Challenge:
In the entries below, find the lines with the word "Importance" and copy them.
^^^^
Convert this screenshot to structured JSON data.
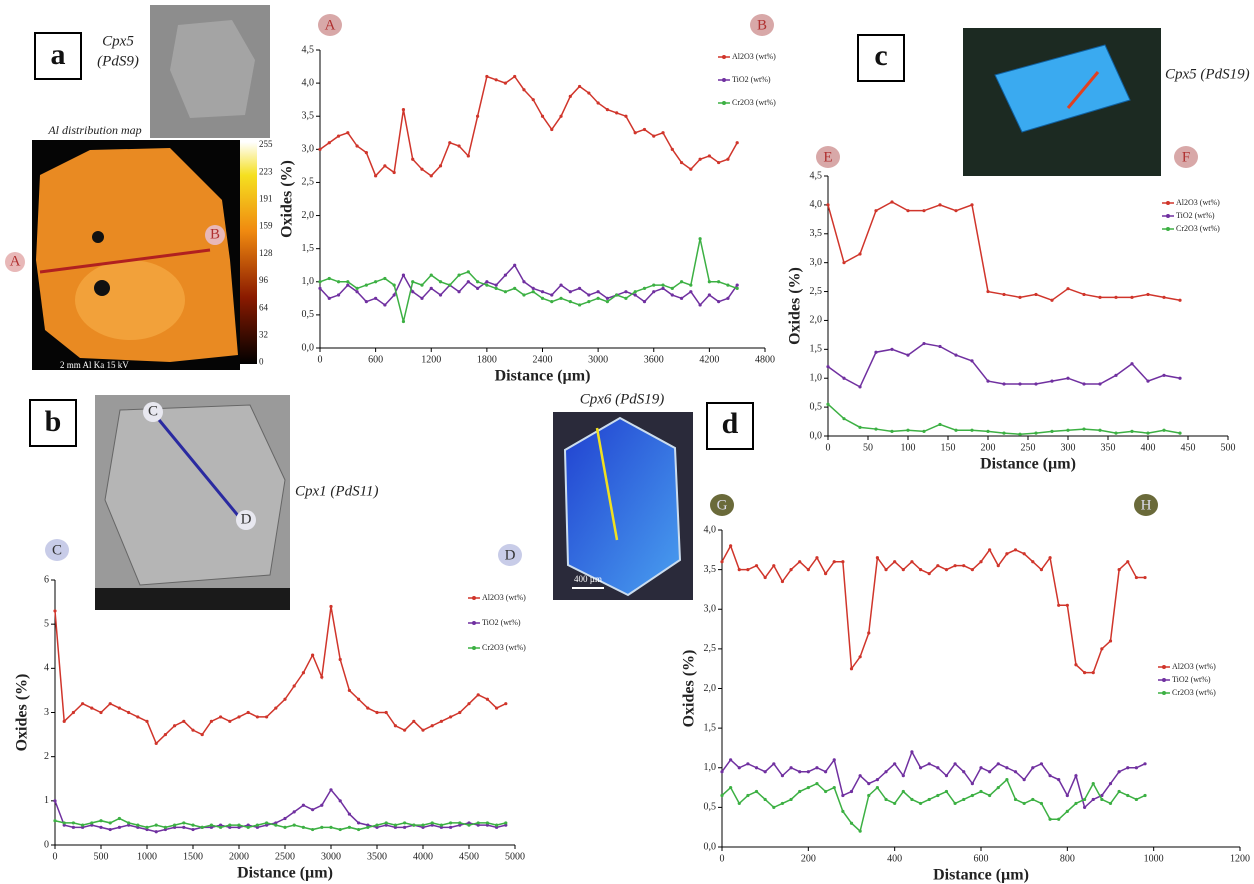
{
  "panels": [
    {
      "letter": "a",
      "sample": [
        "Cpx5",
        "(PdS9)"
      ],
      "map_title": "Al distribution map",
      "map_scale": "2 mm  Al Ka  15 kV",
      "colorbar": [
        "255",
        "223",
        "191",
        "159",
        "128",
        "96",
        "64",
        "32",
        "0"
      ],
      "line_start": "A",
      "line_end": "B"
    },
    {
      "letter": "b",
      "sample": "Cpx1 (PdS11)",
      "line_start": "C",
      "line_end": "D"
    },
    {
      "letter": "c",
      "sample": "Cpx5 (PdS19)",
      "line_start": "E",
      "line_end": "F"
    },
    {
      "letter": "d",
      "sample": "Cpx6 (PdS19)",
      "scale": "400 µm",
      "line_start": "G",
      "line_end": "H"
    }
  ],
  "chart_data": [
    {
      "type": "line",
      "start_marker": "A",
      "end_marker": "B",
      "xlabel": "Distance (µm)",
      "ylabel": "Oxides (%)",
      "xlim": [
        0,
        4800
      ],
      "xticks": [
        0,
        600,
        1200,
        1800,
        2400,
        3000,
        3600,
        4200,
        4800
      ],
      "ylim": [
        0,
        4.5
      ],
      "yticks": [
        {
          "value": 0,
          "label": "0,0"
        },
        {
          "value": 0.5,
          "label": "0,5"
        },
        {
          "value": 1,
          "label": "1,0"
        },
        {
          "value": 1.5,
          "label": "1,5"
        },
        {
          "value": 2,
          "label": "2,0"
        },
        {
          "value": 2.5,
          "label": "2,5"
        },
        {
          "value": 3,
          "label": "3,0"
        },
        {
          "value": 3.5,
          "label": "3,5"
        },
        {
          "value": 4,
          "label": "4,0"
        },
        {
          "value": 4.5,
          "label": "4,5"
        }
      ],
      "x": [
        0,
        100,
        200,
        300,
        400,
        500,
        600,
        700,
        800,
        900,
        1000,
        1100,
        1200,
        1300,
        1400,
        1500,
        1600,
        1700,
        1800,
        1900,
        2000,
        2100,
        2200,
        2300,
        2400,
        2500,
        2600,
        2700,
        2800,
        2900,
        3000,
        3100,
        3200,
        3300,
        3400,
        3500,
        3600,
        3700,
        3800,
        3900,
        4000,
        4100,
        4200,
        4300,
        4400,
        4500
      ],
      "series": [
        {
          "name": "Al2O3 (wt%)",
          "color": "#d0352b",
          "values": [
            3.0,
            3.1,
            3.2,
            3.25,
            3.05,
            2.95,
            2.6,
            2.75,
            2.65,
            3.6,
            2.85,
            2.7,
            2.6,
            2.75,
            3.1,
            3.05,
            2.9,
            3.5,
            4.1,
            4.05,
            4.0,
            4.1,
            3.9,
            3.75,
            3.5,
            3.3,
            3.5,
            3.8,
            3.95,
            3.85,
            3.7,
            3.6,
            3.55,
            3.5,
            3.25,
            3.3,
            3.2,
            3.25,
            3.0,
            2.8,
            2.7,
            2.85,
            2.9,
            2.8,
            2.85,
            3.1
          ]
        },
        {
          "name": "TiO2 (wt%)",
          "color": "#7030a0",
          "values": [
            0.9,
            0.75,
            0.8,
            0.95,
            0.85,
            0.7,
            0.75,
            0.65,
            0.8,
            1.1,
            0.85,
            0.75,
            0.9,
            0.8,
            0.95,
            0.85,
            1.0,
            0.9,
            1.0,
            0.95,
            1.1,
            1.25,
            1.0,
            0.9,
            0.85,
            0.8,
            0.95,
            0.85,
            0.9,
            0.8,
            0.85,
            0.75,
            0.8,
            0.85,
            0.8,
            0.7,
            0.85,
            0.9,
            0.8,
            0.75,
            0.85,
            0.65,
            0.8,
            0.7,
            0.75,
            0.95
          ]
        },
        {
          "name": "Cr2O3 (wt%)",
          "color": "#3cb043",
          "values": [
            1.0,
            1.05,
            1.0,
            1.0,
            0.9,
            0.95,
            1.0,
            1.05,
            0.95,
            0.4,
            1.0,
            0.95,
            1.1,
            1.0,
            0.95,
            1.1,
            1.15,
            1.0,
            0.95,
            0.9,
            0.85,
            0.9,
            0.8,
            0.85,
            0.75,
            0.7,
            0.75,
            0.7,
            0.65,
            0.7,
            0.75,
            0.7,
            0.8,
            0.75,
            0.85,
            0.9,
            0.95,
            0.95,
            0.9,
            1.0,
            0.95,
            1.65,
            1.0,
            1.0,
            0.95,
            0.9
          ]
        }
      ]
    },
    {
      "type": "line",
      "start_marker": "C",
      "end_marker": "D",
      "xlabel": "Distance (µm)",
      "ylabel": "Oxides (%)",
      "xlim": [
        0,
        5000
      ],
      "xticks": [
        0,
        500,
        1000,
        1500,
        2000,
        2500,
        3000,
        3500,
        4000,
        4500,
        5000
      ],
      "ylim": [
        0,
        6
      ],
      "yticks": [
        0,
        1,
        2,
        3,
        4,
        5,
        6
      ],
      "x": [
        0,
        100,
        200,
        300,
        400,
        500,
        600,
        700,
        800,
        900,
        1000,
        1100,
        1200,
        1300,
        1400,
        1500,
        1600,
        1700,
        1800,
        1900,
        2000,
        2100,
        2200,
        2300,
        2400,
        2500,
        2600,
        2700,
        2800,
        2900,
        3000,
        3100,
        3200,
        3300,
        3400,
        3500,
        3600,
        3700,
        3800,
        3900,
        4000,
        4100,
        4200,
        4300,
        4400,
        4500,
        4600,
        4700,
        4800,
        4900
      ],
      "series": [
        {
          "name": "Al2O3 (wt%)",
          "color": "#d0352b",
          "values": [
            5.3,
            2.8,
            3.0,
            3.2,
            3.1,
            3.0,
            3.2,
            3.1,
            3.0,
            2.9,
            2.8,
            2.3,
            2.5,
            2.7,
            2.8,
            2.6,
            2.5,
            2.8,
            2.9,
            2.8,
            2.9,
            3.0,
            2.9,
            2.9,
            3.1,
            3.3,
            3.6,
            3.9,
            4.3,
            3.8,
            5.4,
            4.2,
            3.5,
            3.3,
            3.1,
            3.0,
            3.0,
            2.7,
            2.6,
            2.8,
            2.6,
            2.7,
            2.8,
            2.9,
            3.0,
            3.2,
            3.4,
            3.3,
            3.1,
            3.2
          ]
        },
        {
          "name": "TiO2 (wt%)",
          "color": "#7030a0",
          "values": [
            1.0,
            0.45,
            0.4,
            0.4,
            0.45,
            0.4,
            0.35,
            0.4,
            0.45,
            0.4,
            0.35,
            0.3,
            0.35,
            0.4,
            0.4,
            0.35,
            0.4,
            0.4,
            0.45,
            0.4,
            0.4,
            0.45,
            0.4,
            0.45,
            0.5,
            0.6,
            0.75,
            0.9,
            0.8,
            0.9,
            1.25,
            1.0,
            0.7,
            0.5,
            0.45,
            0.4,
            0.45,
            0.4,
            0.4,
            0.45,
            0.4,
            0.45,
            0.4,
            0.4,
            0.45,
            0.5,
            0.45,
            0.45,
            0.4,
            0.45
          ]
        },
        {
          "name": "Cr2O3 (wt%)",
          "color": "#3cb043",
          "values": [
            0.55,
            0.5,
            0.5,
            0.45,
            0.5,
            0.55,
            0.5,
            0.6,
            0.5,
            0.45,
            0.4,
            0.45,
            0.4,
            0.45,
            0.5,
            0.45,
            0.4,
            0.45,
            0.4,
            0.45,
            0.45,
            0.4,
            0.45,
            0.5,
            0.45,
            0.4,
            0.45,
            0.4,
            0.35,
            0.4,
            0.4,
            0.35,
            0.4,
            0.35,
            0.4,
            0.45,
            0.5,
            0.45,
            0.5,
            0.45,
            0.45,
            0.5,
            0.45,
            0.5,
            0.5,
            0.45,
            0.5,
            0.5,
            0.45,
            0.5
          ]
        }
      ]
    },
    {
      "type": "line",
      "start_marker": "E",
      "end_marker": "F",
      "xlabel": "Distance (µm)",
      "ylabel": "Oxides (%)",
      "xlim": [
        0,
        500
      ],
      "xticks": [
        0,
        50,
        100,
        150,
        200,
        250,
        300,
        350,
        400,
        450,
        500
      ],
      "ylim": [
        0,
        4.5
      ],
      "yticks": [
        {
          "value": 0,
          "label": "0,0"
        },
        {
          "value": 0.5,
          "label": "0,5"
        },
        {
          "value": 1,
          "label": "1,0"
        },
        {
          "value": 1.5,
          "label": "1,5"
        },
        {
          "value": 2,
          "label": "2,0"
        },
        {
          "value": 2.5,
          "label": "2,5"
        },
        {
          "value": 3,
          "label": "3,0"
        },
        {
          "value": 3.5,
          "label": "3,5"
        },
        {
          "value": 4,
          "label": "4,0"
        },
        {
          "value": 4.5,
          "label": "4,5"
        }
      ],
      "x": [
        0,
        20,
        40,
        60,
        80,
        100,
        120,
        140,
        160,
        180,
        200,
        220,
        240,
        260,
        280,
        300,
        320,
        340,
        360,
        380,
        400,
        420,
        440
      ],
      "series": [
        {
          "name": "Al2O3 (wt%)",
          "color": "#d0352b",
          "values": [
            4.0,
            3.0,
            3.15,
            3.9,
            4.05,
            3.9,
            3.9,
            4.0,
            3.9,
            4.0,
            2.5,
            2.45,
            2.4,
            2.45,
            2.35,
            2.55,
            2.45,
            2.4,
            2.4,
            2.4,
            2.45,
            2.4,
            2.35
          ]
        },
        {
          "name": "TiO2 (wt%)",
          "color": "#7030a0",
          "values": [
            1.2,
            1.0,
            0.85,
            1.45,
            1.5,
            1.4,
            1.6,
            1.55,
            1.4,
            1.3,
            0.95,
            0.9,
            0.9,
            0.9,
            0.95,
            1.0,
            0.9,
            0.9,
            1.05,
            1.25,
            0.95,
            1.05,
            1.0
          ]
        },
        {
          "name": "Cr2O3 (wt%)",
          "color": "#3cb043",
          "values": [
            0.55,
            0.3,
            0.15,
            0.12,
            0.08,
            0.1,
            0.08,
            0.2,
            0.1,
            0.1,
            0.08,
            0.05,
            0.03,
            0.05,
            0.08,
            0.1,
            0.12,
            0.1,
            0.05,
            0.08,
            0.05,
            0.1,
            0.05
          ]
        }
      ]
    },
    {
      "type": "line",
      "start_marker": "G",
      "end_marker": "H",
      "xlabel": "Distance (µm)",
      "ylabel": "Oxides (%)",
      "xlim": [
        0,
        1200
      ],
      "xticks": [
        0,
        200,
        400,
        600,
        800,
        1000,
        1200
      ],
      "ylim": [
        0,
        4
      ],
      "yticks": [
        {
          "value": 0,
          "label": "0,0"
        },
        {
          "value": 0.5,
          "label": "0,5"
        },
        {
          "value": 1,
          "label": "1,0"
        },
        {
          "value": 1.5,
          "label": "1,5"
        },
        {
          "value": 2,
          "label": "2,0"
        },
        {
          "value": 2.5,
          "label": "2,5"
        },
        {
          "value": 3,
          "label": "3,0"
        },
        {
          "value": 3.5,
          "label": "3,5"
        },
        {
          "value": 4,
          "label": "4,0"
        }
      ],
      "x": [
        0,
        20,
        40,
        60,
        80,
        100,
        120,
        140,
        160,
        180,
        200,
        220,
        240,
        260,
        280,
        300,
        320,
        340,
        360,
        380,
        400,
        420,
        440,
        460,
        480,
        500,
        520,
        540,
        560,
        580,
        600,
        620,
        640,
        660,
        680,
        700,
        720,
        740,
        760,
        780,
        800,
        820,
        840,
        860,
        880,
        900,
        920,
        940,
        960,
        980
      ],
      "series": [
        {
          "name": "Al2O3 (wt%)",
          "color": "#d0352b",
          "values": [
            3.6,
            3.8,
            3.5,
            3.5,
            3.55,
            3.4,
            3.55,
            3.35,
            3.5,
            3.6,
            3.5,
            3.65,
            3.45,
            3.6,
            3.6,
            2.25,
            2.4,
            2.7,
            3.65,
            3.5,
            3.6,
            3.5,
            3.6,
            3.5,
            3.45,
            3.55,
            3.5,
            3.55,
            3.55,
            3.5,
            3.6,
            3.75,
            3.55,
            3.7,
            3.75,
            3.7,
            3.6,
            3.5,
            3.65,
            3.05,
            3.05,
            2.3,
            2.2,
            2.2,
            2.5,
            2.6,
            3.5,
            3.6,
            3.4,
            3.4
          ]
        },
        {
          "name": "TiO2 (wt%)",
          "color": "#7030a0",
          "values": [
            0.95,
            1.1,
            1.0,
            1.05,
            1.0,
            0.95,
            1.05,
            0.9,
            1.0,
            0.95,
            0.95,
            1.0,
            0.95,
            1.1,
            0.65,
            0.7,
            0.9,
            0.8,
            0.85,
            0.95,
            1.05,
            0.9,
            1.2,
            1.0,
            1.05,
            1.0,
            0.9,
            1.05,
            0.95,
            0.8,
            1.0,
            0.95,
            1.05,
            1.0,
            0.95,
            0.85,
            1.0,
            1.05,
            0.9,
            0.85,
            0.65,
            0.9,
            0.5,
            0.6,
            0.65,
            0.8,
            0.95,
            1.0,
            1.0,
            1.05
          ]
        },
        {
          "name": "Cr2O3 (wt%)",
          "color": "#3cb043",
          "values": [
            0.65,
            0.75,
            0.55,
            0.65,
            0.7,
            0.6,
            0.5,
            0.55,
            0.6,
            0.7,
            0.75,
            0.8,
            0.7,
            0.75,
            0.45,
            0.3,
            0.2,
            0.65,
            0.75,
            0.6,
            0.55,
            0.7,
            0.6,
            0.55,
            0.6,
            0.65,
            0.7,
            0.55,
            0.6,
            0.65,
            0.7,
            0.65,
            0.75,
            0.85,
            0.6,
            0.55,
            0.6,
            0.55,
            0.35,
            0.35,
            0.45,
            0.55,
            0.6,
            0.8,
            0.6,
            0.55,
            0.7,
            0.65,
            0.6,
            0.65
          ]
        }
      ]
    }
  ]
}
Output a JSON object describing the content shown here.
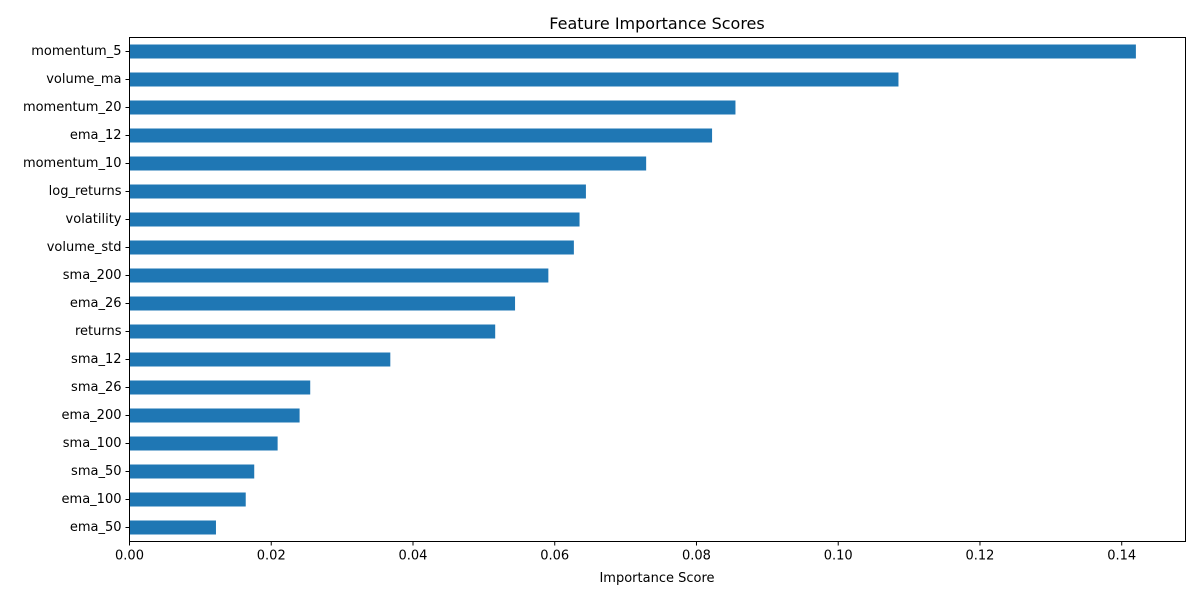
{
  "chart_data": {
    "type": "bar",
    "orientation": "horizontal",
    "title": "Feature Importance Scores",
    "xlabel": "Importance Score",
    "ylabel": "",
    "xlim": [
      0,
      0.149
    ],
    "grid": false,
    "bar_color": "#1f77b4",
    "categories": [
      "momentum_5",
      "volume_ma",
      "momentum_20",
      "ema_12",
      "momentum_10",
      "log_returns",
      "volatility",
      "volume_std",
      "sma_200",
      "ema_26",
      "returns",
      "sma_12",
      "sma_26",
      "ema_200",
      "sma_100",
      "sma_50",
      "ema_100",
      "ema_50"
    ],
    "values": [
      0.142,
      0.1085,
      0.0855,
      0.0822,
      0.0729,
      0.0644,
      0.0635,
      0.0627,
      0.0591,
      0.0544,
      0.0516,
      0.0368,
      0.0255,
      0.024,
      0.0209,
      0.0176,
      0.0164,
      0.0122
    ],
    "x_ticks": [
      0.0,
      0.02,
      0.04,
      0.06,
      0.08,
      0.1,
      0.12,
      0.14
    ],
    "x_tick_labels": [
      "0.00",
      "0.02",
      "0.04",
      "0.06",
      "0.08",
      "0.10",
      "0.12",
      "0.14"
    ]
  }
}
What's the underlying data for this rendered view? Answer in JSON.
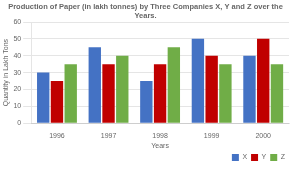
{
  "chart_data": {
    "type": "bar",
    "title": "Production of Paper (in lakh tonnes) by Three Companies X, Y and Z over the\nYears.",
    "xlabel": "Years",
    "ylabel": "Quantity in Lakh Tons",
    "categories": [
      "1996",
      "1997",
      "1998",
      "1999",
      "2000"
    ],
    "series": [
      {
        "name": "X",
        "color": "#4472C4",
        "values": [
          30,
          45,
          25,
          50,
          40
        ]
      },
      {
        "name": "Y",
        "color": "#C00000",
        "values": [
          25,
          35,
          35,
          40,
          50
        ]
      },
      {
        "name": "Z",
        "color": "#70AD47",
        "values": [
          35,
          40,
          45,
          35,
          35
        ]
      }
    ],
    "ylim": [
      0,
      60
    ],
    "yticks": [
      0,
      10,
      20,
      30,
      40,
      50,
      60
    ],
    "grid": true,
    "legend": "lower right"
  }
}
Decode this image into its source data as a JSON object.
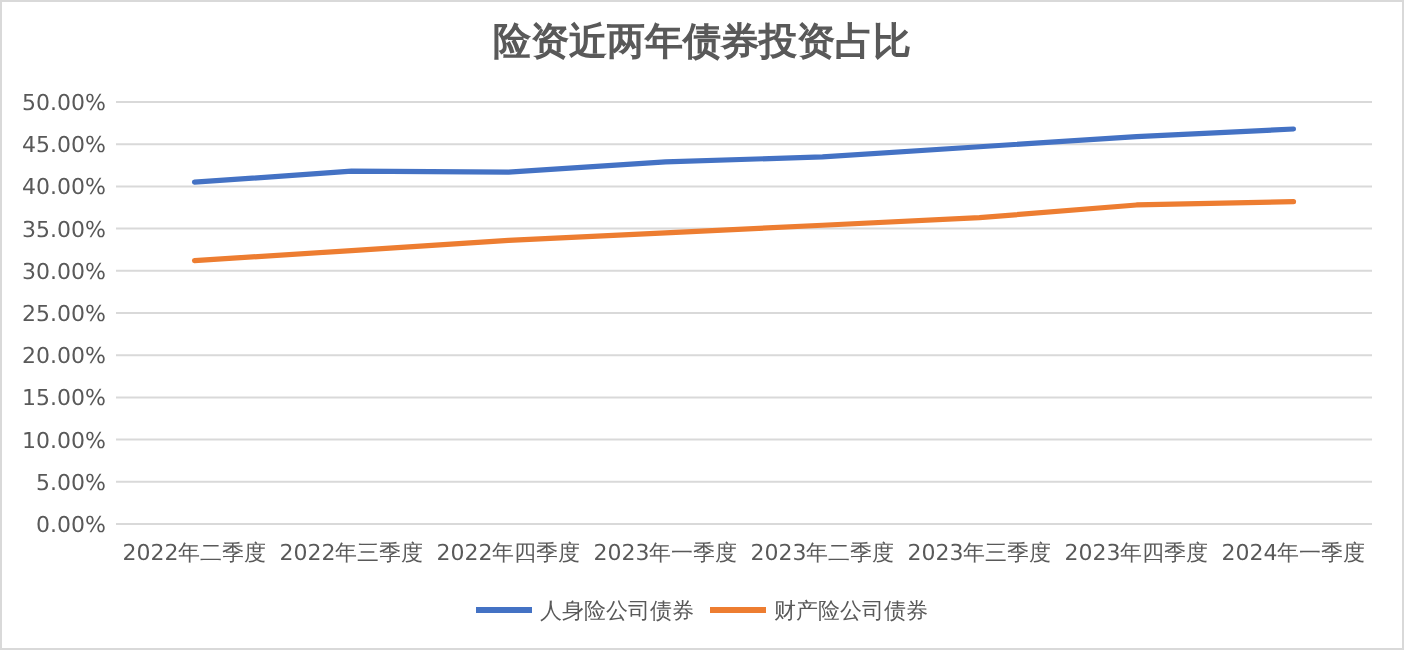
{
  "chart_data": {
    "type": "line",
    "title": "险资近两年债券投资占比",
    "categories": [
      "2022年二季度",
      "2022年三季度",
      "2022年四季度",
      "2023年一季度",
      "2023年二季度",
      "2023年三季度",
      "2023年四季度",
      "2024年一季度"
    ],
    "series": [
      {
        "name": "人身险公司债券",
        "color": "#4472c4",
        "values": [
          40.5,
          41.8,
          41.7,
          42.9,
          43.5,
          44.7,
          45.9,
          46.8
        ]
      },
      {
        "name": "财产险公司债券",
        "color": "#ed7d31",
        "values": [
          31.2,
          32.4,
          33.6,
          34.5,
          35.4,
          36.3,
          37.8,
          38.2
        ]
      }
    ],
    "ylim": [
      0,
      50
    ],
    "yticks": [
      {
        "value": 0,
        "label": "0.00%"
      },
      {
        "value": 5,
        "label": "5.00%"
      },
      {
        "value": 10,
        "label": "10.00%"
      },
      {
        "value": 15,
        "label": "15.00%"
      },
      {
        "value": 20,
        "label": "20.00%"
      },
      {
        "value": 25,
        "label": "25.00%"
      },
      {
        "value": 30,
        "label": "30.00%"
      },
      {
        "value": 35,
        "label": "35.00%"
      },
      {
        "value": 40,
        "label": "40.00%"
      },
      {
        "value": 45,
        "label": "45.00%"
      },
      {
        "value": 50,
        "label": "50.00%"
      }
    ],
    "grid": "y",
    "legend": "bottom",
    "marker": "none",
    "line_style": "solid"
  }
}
^^^^
The completed task:
    "title": "Feature Importance Scores",
    "xlabel": "Importance Score",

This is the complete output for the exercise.